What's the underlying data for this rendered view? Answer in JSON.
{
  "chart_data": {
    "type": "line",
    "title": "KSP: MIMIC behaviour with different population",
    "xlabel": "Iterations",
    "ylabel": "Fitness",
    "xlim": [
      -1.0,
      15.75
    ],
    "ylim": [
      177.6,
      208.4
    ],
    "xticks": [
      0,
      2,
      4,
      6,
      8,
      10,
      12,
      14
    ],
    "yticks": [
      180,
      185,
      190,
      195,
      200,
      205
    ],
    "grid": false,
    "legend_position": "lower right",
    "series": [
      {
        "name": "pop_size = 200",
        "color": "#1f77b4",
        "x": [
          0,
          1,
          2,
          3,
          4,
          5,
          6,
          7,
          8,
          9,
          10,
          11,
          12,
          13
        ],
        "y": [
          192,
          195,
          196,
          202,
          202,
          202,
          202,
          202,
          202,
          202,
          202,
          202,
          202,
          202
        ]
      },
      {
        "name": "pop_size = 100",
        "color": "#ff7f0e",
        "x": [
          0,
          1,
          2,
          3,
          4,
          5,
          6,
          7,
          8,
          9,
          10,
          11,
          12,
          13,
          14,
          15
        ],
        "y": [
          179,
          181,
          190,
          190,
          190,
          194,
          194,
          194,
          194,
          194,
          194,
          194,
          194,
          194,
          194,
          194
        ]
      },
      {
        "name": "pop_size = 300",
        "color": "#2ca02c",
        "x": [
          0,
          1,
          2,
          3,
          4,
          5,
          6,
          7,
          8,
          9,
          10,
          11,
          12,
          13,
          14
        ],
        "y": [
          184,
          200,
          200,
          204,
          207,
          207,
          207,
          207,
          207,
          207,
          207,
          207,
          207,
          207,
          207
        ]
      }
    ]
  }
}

> Instruction: Extract all the material, leaving every line as it is.

> The completed task:
What's the underlying data for this rendered view? Answer in JSON.
{
  "chart_data": {
    "type": "line",
    "title": "KSP: MIMIC behaviour with different population",
    "xlabel": "Iterations",
    "ylabel": "Fitness",
    "xlim": [
      -1.0,
      15.75
    ],
    "ylim": [
      177.6,
      208.4
    ],
    "xticks": [
      0,
      2,
      4,
      6,
      8,
      10,
      12,
      14
    ],
    "yticks": [
      180,
      185,
      190,
      195,
      200,
      205
    ],
    "grid": false,
    "legend_position": "lower right",
    "series": [
      {
        "name": "pop_size = 200",
        "color": "#1f77b4",
        "x": [
          0,
          1,
          2,
          3,
          4,
          5,
          6,
          7,
          8,
          9,
          10,
          11,
          12,
          13
        ],
        "y": [
          192,
          195,
          196,
          202,
          202,
          202,
          202,
          202,
          202,
          202,
          202,
          202,
          202,
          202
        ]
      },
      {
        "name": "pop_size = 100",
        "color": "#ff7f0e",
        "x": [
          0,
          1,
          2,
          3,
          4,
          5,
          6,
          7,
          8,
          9,
          10,
          11,
          12,
          13,
          14,
          15
        ],
        "y": [
          179,
          181,
          190,
          190,
          190,
          194,
          194,
          194,
          194,
          194,
          194,
          194,
          194,
          194,
          194,
          194
        ]
      },
      {
        "name": "pop_size = 300",
        "color": "#2ca02c",
        "x": [
          0,
          1,
          2,
          3,
          4,
          5,
          6,
          7,
          8,
          9,
          10,
          11,
          12,
          13,
          14
        ],
        "y": [
          184,
          200,
          200,
          204,
          207,
          207,
          207,
          207,
          207,
          207,
          207,
          207,
          207,
          207,
          207
        ]
      }
    ]
  }
}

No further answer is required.